Fonte.

Gli analisti in tutto il mondo s'interrogano sui tempi della ripresa. La recessione sta decelerando? Siamo vicini alla risalita? Le risposte non sono omogenee e soprattutto sono molto volatili. I governi si pongono le stesse domande. Ma, a differenza degli analisti, i governi sono chiamati a influire su queste previsioni e quindi a dare risposte condizionate, cioè in parte dipendenti dalle politiche messe in atto. In parte, perché l'effettiva capacità dei governi d'influire sulla crescita economica è scarsa, soprattutto per quella di lungo periodo.
È maggiore la capacità d'influenzare la congiuntura, soprattutto se essa è di tipo asimmetrico, se cioè colpisce un singolo paese o un'area del mondo. Ma è limitata se la recessione è globale, come nel caso che stiamo vivendo, e se, com'è il caso dell'Italia, il paese è una piccola economia aperta, fortemente integrata nei mercati internazionali. Non si tratta di una premessa per l'inazione della politica, ma al contrario per una lettura oggettiva dei dati della recessione al fine di condizionarne, per quanto possibile, l'evoluzione futura con politiche appropriate.
I dati, anche quelli appena forniti dall'Istat relativi al primo trimestre dell'anno in corso sul Pil e le sue componenti di domanda, ci dicono che la recessione è grave, ma è nell'ordine delle recessioni conosciute negli anni 70. I dati confermano che l'Italia sta subendo l'impatto della crisi mondiale attraverso due canali principali: il collasso del commercio internazionale e la crisi finanziaria che ha determinato un restringimento del credito. Questo impatto si legge, nei dati congiunturali italiani, nella caduta delle esportazioni, conseguenza del crollo della domanda mondiale, e nella forte flessione degli investimenti, scoraggiati dall'incertezza sulla domanda futura e frenati dalle difficoltà di finanziamento. Nei dati si legge anche l'effetto del ciclo delle scorte che accentua la flessione della produzione nelle fasi di riduzione della domanda.

Consegna.
Secondo il testo sulla recessione, quali sono i due canali principali attraverso cui l'Italia subisce l'impatto della crisi mondiale?

Estratto del materiale.
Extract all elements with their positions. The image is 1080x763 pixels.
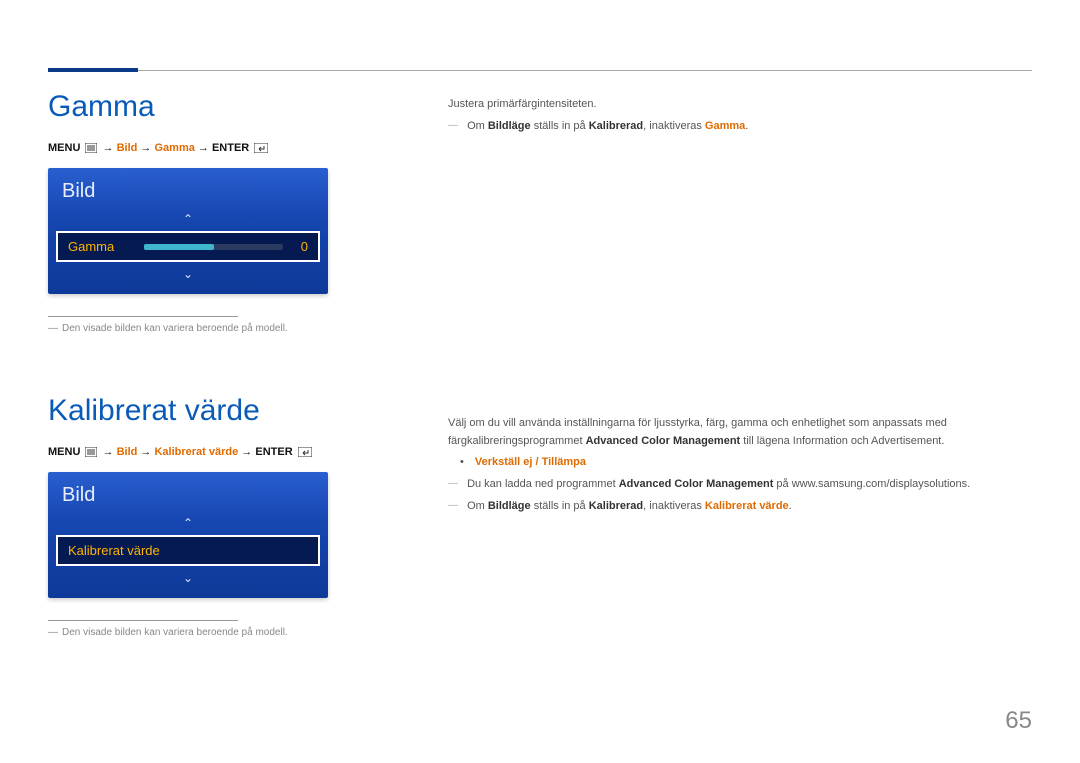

Risposta.
Il collasso del commercio internazionale e la crisi finanziaria che ha determinato un restringimento del credito.